Exercise task ::
Using the records below, count the lines with "Americans" in them. Give the number only.

Data for this task ::

-=-=-

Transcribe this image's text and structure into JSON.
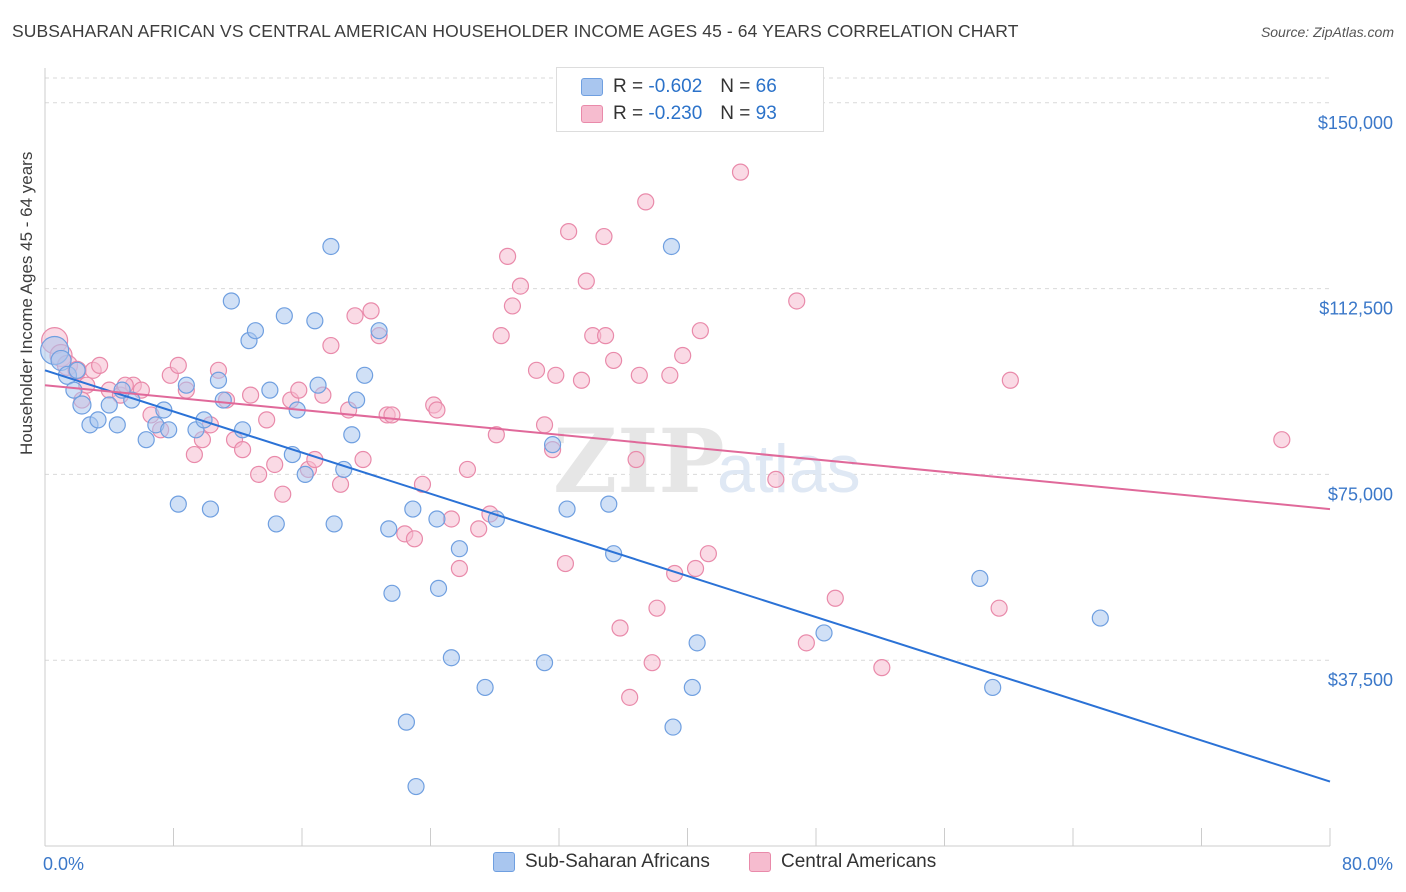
{
  "header": {
    "title": "SUBSAHARAN AFRICAN VS CENTRAL AMERICAN HOUSEHOLDER INCOME AGES 45 - 64 YEARS CORRELATION CHART",
    "source": "Source: ZipAtlas.com"
  },
  "watermark": {
    "zip": "ZIP",
    "atlas": "atlas"
  },
  "stats": {
    "blue": {
      "r_label": "R =",
      "r_value": "-0.602",
      "n_label": "N =",
      "n_value": "66"
    },
    "pink": {
      "r_label": "R =",
      "r_value": "-0.230",
      "n_label": "N =",
      "n_value": "93"
    }
  },
  "colors": {
    "blue_fill": "#a9c6ef",
    "blue_stroke": "#6f9fe0",
    "blue_line": "#2b72d6",
    "pink_fill": "#f6bccf",
    "pink_stroke": "#e98aaa",
    "pink_line": "#e0699a",
    "tick_label": "#3b78c9",
    "grid": "#d9d9d9"
  },
  "chart_data": {
    "type": "scatter",
    "title": "SUBSAHARAN AFRICAN VS CENTRAL AMERICAN HOUSEHOLDER INCOME AGES 45 - 64 YEARS CORRELATION CHART",
    "xlabel": "",
    "ylabel": "Householder Income Ages 45 - 64 years",
    "xlim": [
      0,
      80
    ],
    "ylim": [
      0,
      155000
    ],
    "x_tick_labels": [
      "0.0%",
      "80.0%"
    ],
    "y_ticks": [
      37500,
      75000,
      112500,
      150000
    ],
    "y_tick_labels": [
      "$37,500",
      "$75,000",
      "$112,500",
      "$150,000"
    ],
    "grid": "horizontal dashed",
    "legend_position": "bottom-center",
    "series": [
      {
        "name": "Sub-Saharan Africans",
        "color": "#a9c6ef",
        "trend": {
          "x": [
            0,
            80
          ],
          "y": [
            96000,
            13000
          ]
        },
        "points": [
          [
            0.6,
            100000,
            14
          ],
          [
            1.0,
            98000,
            10
          ],
          [
            1.4,
            95000,
            9
          ],
          [
            1.8,
            92000,
            8
          ],
          [
            2.3,
            89000,
            9
          ],
          [
            2.8,
            85000,
            8
          ],
          [
            3.3,
            86000,
            8
          ],
          [
            4.0,
            89000,
            8
          ],
          [
            4.5,
            85000,
            8
          ],
          [
            5.4,
            90000,
            8
          ],
          [
            6.3,
            82000,
            8
          ],
          [
            6.9,
            85000,
            8
          ],
          [
            7.7,
            84000,
            8
          ],
          [
            7.4,
            88000,
            8
          ],
          [
            8.3,
            69000,
            8
          ],
          [
            8.8,
            93000,
            8
          ],
          [
            9.4,
            84000,
            8
          ],
          [
            9.9,
            86000,
            8
          ],
          [
            10.3,
            68000,
            8
          ],
          [
            10.8,
            94000,
            8
          ],
          [
            11.1,
            90000,
            8
          ],
          [
            11.6,
            110000,
            8
          ],
          [
            12.3,
            84000,
            8
          ],
          [
            12.7,
            102000,
            8
          ],
          [
            13.1,
            104000,
            8
          ],
          [
            14.0,
            92000,
            8
          ],
          [
            14.4,
            65000,
            8
          ],
          [
            14.9,
            107000,
            8
          ],
          [
            15.4,
            79000,
            8
          ],
          [
            15.7,
            88000,
            8
          ],
          [
            16.2,
            75000,
            8
          ],
          [
            16.8,
            106000,
            8
          ],
          [
            17.0,
            93000,
            8
          ],
          [
            17.8,
            121000,
            8
          ],
          [
            18.0,
            65000,
            8
          ],
          [
            18.6,
            76000,
            8
          ],
          [
            19.1,
            83000,
            8
          ],
          [
            19.4,
            90000,
            8
          ],
          [
            19.9,
            95000,
            8
          ],
          [
            20.8,
            104000,
            8
          ],
          [
            21.4,
            64000,
            8
          ],
          [
            21.6,
            51000,
            8
          ],
          [
            22.5,
            25000,
            8
          ],
          [
            22.9,
            68000,
            8
          ],
          [
            23.1,
            12000,
            8
          ],
          [
            24.4,
            66000,
            8
          ],
          [
            24.5,
            52000,
            8
          ],
          [
            25.8,
            60000,
            8
          ],
          [
            25.3,
            38000,
            8
          ],
          [
            27.4,
            32000,
            8
          ],
          [
            28.1,
            66000,
            8
          ],
          [
            31.1,
            37000,
            8
          ],
          [
            31.6,
            81000,
            8
          ],
          [
            32.5,
            68000,
            8
          ],
          [
            35.1,
            69000,
            8
          ],
          [
            35.4,
            59000,
            8
          ],
          [
            39.0,
            121000,
            8
          ],
          [
            39.1,
            24000,
            8
          ],
          [
            40.3,
            32000,
            8
          ],
          [
            40.6,
            41000,
            8
          ],
          [
            48.5,
            43000,
            8
          ],
          [
            58.2,
            54000,
            8
          ],
          [
            59.0,
            32000,
            8
          ],
          [
            65.7,
            46000,
            8
          ],
          [
            2.0,
            96000,
            8
          ],
          [
            4.8,
            92000,
            8
          ]
        ]
      },
      {
        "name": "Central Americans",
        "color": "#f6bccf",
        "trend": {
          "x": [
            0,
            80
          ],
          "y": [
            93000,
            68000
          ]
        },
        "points": [
          [
            0.6,
            102000,
            13
          ],
          [
            1.0,
            99000,
            11
          ],
          [
            1.4,
            97000,
            10
          ],
          [
            2.0,
            96000,
            9
          ],
          [
            2.6,
            93000,
            8
          ],
          [
            3.0,
            96000,
            8
          ],
          [
            3.4,
            97000,
            8
          ],
          [
            4.0,
            92000,
            8
          ],
          [
            4.7,
            91000,
            8
          ],
          [
            5.5,
            93000,
            8
          ],
          [
            6.0,
            92000,
            8
          ],
          [
            6.6,
            87000,
            8
          ],
          [
            7.2,
            84000,
            8
          ],
          [
            7.8,
            95000,
            8
          ],
          [
            8.3,
            97000,
            8
          ],
          [
            8.8,
            92000,
            8
          ],
          [
            9.3,
            79000,
            8
          ],
          [
            9.8,
            82000,
            8
          ],
          [
            10.3,
            85000,
            8
          ],
          [
            10.8,
            96000,
            8
          ],
          [
            11.3,
            90000,
            8
          ],
          [
            11.8,
            82000,
            8
          ],
          [
            12.3,
            80000,
            8
          ],
          [
            12.8,
            91000,
            8
          ],
          [
            13.3,
            75000,
            8
          ],
          [
            13.8,
            86000,
            8
          ],
          [
            14.3,
            77000,
            8
          ],
          [
            14.8,
            71000,
            8
          ],
          [
            15.3,
            90000,
            8
          ],
          [
            15.8,
            92000,
            8
          ],
          [
            16.4,
            76000,
            8
          ],
          [
            16.8,
            78000,
            8
          ],
          [
            17.3,
            91000,
            8
          ],
          [
            17.8,
            101000,
            8
          ],
          [
            18.4,
            73000,
            8
          ],
          [
            18.9,
            88000,
            8
          ],
          [
            19.3,
            107000,
            8
          ],
          [
            19.8,
            78000,
            8
          ],
          [
            20.3,
            108000,
            8
          ],
          [
            20.8,
            103000,
            8
          ],
          [
            21.3,
            87000,
            8
          ],
          [
            21.6,
            87000,
            8
          ],
          [
            22.4,
            63000,
            8
          ],
          [
            23.0,
            62000,
            8
          ],
          [
            23.5,
            73000,
            8
          ],
          [
            24.2,
            89000,
            8
          ],
          [
            24.4,
            88000,
            8
          ],
          [
            25.3,
            66000,
            8
          ],
          [
            25.8,
            56000,
            8
          ],
          [
            26.3,
            76000,
            8
          ],
          [
            27.0,
            64000,
            8
          ],
          [
            27.7,
            67000,
            8
          ],
          [
            28.1,
            83000,
            8
          ],
          [
            28.4,
            103000,
            8
          ],
          [
            28.8,
            119000,
            8
          ],
          [
            29.1,
            109000,
            8
          ],
          [
            29.6,
            113000,
            8
          ],
          [
            30.6,
            96000,
            8
          ],
          [
            31.1,
            85000,
            8
          ],
          [
            31.6,
            80000,
            8
          ],
          [
            31.8,
            95000,
            8
          ],
          [
            32.4,
            57000,
            8
          ],
          [
            32.6,
            124000,
            8
          ],
          [
            33.4,
            94000,
            8
          ],
          [
            33.7,
            114000,
            8
          ],
          [
            34.1,
            103000,
            8
          ],
          [
            34.8,
            123000,
            8
          ],
          [
            34.9,
            103000,
            8
          ],
          [
            35.4,
            98000,
            8
          ],
          [
            35.8,
            44000,
            8
          ],
          [
            36.4,
            30000,
            8
          ],
          [
            36.8,
            78000,
            8
          ],
          [
            37.0,
            95000,
            8
          ],
          [
            37.4,
            130000,
            8
          ],
          [
            37.8,
            37000,
            8
          ],
          [
            38.1,
            48000,
            8
          ],
          [
            38.9,
            95000,
            8
          ],
          [
            39.2,
            55000,
            8
          ],
          [
            39.7,
            99000,
            8
          ],
          [
            40.5,
            56000,
            8
          ],
          [
            40.8,
            104000,
            8
          ],
          [
            41.3,
            59000,
            8
          ],
          [
            43.3,
            136000,
            8
          ],
          [
            45.5,
            74000,
            8
          ],
          [
            47.4,
            41000,
            8
          ],
          [
            46.8,
            110000,
            8
          ],
          [
            49.2,
            50000,
            8
          ],
          [
            52.1,
            36000,
            8
          ],
          [
            59.4,
            48000,
            8
          ],
          [
            60.1,
            94000,
            8
          ],
          [
            77.0,
            82000,
            8
          ],
          [
            2.3,
            90000,
            8
          ],
          [
            5.0,
            93000,
            8
          ]
        ]
      }
    ]
  },
  "legend": {
    "blue_label": "Sub-Saharan Africans",
    "pink_label": "Central Americans"
  }
}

-=-=-

Output ::
2